- Directed by: Geethapriya
- Screenplay by: Geethapriya
- Story by: Bhaskar Movies
- Produced by: Bhaskar Movies
- Starring: Rajkumar Udaya Chandrika
- Cinematography: Prakash
- Edited by: Bal G. Yadav
- Music by: Vijaya Bhaskar
- Production company: Bhaskar Movies
- Release date: 1970;
- Running time: 157 minutes
- Country: India
- Language: Kannada

= Bhoopathi Ranga =

1970 film

Bhoopathi Ranga is a 1970 Indian Kannada language drama film written and directed by Geethapriya. It stars Rajkumar, Udaya Chandrika and Renuka. The film's story was written and produced by Bhaskar Movies. The future director H. R. Bhargava worked as an associate director in this film.

_BRIEF 1_
In the Bhoopathi Ranga text, rewrite the passage that begins at "Bhoopathi Ranga is" and stops after "in this film.", putting "assistant director" in place of "associate director".
_BRIEF 2_
How long does the film run, according to the Bhoopathi Ranga text?

_MATERIAL PROVIDED_
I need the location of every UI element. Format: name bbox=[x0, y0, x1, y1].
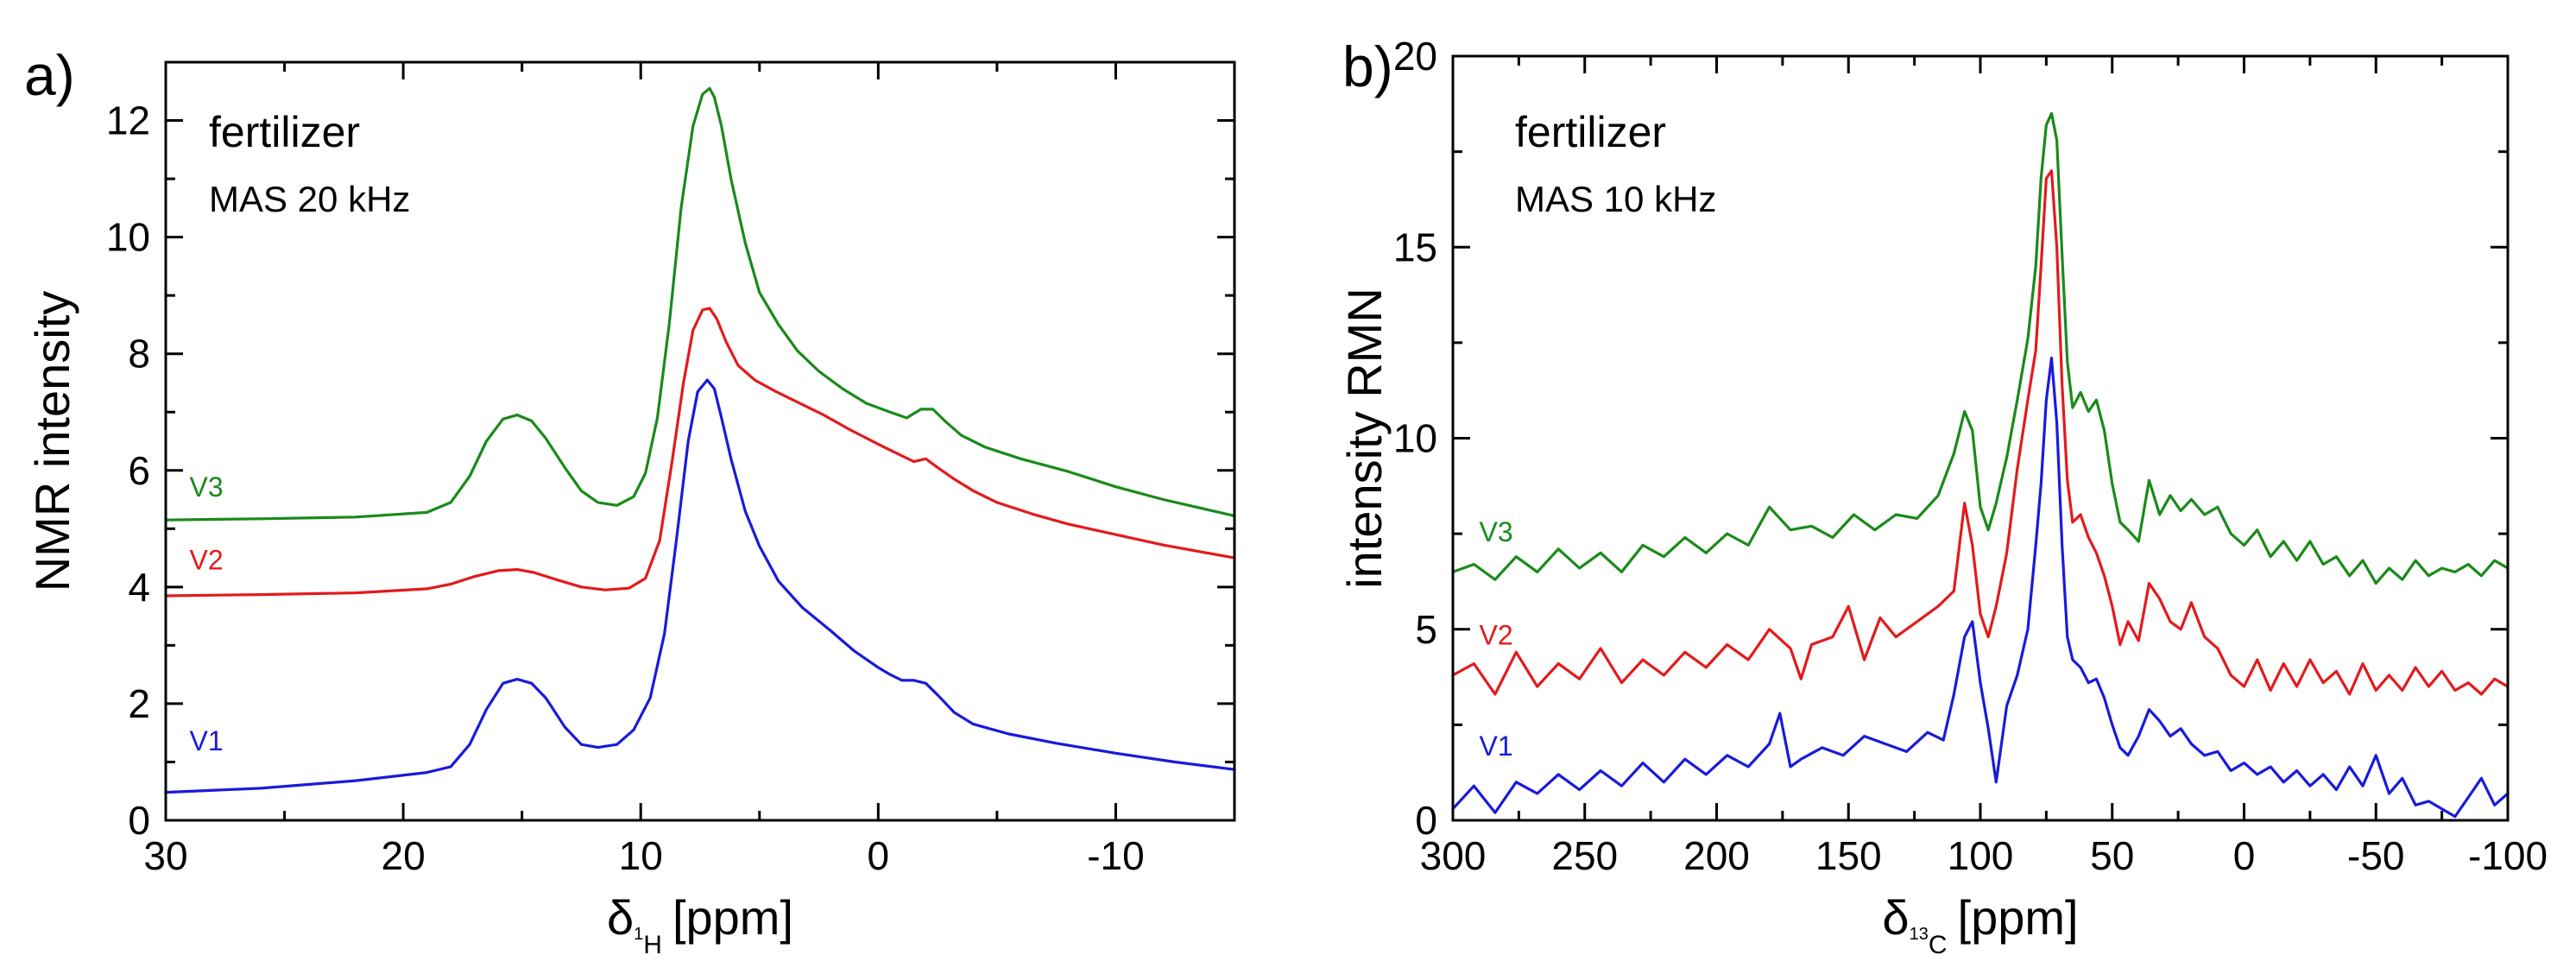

_OUTPUT 1_
Bhoopathi Ranga is a 1970 Indian Kannada language drama film written and directed by Geethapriya. It stars Rajkumar, Udaya Chandrika and Renuka. The film's story was written and produced by Bhaskar Movies. The future director H. R. Bhargava worked as an assistant director in this film.

_OUTPUT 2_
157 minutes